Data extracted from a collection:
## Begin
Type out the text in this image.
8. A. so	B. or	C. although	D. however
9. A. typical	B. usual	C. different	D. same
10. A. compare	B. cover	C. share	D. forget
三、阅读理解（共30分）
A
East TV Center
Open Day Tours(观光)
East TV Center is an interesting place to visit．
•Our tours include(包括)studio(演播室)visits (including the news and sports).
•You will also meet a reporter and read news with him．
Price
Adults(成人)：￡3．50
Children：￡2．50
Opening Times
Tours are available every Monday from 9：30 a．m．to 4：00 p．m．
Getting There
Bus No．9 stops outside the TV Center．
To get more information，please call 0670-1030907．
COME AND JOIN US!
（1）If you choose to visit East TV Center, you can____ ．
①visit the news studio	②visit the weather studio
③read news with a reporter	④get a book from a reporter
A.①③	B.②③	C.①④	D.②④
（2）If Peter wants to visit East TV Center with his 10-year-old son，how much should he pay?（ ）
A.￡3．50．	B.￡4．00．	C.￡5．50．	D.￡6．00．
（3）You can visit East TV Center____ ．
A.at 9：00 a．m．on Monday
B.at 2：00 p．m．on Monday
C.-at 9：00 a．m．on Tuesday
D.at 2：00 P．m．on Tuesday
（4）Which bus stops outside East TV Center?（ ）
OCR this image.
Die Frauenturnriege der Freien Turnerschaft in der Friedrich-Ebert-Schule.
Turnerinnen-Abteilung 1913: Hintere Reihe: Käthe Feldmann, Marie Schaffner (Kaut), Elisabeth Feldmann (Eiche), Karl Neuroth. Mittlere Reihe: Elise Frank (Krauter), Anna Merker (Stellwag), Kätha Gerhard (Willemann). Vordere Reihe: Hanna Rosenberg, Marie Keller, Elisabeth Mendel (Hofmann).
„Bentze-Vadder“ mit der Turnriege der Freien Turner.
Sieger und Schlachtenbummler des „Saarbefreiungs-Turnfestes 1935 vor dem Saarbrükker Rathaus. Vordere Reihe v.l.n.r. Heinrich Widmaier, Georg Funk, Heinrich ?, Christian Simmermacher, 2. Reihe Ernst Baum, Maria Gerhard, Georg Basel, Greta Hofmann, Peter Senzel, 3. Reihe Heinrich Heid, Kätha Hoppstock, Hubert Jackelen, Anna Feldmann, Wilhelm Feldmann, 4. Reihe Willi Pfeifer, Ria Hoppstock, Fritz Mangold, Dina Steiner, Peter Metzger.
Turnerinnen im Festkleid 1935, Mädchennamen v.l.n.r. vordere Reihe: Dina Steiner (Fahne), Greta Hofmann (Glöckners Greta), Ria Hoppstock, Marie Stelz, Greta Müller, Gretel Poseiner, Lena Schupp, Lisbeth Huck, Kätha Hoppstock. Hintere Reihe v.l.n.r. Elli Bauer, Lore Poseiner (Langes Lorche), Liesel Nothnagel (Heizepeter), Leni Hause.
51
## End
## THE TASK
Repeat only the lines running from the line that contains "OCR this image." through the last line above, inclusive.

## CORRECT RESPONSE
OCR this image.
Die Frauenturnriege der Freien Turnerschaft in der Friedrich-Ebert-Schule.
Turnerinnen-Abteilung 1913: Hintere Reihe: Käthe Feldmann, Marie Schaffner (Kaut), Elisabeth Feldmann (Eiche), Karl Neuroth. Mittlere Reihe: Elise Frank (Krauter), Anna Merker (Stellwag), Kätha Gerhard (Willemann). Vordere Reihe: Hanna Rosenberg, Marie Keller, Elisabeth Mendel (Hofmann).
„Bentze-Vadder“ mit der Turnriege der Freien Turner.
Sieger und Schlachtenbummler des „Saarbefreiungs-Turnfestes 1935 vor dem Saarbrükker Rathaus. Vordere Reihe v.l.n.r. Heinrich Widmaier, Georg Funk, Heinrich ?, Christian Simmermacher, 2. Reihe Ernst Baum, Maria Gerhard, Georg Basel, Greta Hofmann, Peter Senzel, 3. Reihe Heinrich Heid, Kätha Hoppstock, Hubert Jackelen, Anna Feldmann, Wilhelm Feldmann, 4. Reihe Willi Pfeifer, Ria Hoppstock, Fritz Mangold, Dina Steiner, Peter Metzger.
Turnerinnen im Festkleid 1935, Mädchennamen v.l.n.r. vordere Reihe: Dina Steiner (Fahne), Greta Hofmann (Glöckners Greta), Ria Hoppstock, Marie Stelz, Greta Müller, Gretel Poseiner, Lena Schupp, Lisbeth Huck, Kätha Hoppstock. Hintere Reihe v.l.n.r. Elli Bauer, Lore Poseiner (Langes Lorche), Liesel Nothnagel (Heizepeter), Leni Hause.
51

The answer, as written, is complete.